What is needed: Output all of the data below exactly as given.

Extracted entries:
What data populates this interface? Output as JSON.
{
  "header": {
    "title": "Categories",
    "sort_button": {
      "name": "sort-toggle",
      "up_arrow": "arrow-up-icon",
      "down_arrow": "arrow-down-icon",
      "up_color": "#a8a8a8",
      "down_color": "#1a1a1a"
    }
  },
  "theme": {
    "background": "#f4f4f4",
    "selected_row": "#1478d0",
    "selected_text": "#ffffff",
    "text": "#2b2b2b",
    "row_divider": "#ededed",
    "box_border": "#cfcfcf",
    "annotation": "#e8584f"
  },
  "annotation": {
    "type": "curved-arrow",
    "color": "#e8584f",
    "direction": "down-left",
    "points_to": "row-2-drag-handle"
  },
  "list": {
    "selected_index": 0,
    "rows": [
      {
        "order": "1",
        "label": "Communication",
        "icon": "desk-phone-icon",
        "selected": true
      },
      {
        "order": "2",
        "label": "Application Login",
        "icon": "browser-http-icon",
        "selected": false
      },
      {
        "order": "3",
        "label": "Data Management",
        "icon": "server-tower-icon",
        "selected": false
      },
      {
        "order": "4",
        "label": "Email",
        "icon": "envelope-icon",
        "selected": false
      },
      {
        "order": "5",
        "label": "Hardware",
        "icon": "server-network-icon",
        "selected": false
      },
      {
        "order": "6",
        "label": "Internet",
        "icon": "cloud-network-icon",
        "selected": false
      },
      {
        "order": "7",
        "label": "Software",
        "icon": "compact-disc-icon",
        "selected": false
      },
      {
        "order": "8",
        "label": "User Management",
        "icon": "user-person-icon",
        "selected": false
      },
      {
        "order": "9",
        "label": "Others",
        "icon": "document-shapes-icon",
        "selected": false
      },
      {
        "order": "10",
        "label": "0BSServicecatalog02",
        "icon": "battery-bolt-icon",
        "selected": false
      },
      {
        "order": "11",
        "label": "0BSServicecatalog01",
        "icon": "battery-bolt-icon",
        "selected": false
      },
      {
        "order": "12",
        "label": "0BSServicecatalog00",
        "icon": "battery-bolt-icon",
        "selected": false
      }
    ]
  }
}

Response below:
What data populates this interface? Output as JSON.
{
  "header": {
    "title": "Categories",
    "sort_button": {
      "name": "sort-toggle",
      "up_arrow": "arrow-up-icon",
      "down_arrow": "arrow-down-icon",
      "up_color": "#a8a8a8",
      "down_color": "#1a1a1a"
    }
  },
  "theme": {
    "background": "#f4f4f4",
    "selected_row": "#1478d0",
    "selected_text": "#ffffff",
    "text": "#2b2b2b",
    "row_divider": "#ededed",
    "box_border": "#cfcfcf",
    "annotation": "#e8584f"
  },
  "annotation": {
    "type": "curved-arrow",
    "color": "#e8584f",
    "direction": "down-left",
    "points_to": "row-2-drag-handle"
  },
  "list": {
    "selected_index": 0,
    "rows": [
      {
        "order": "1",
        "label": "Communication",
        "icon": "desk-phone-icon",
        "selected": true
      },
      {
        "order": "2",
        "label": "Application Login",
        "icon": "browser-http-icon",
        "selected": false
      },
      {
        "order": "3",
        "label": "Data Management",
        "icon": "server-tower-icon",
        "selected": false
      },
      {
        "order": "4",
        "label": "Email",
        "icon": "envelope-icon",
        "selected": false
      },
      {
        "order": "5",
        "label": "Hardware",
        "icon": "server-network-icon",
        "selected": false
      },
      {
        "order": "6",
        "label": "Internet",
        "icon": "cloud-network-icon",
        "selected": false
      },
      {
        "order": "7",
        "label": "Software",
        "icon": "compact-disc-icon",
        "selected": false
      },
      {
        "order": "8",
        "label": "User Management",
        "icon": "user-person-icon",
        "selected": false
      },
      {
        "order": "9",
        "label": "Others",
        "icon": "document-shapes-icon",
        "selected": false
      },
      {
        "order": "10",
        "label": "0BSServicecatalog02",
        "icon": "battery-bolt-icon",
        "selected": false
      },
      {
        "order": "11",
        "label": "0BSServicecatalog01",
        "icon": "battery-bolt-icon",
        "selected": false
      },
      {
        "order": "12",
        "label": "0BSServicecatalog00",
        "icon": "battery-bolt-icon",
        "selected": false
      }
    ]
  }
}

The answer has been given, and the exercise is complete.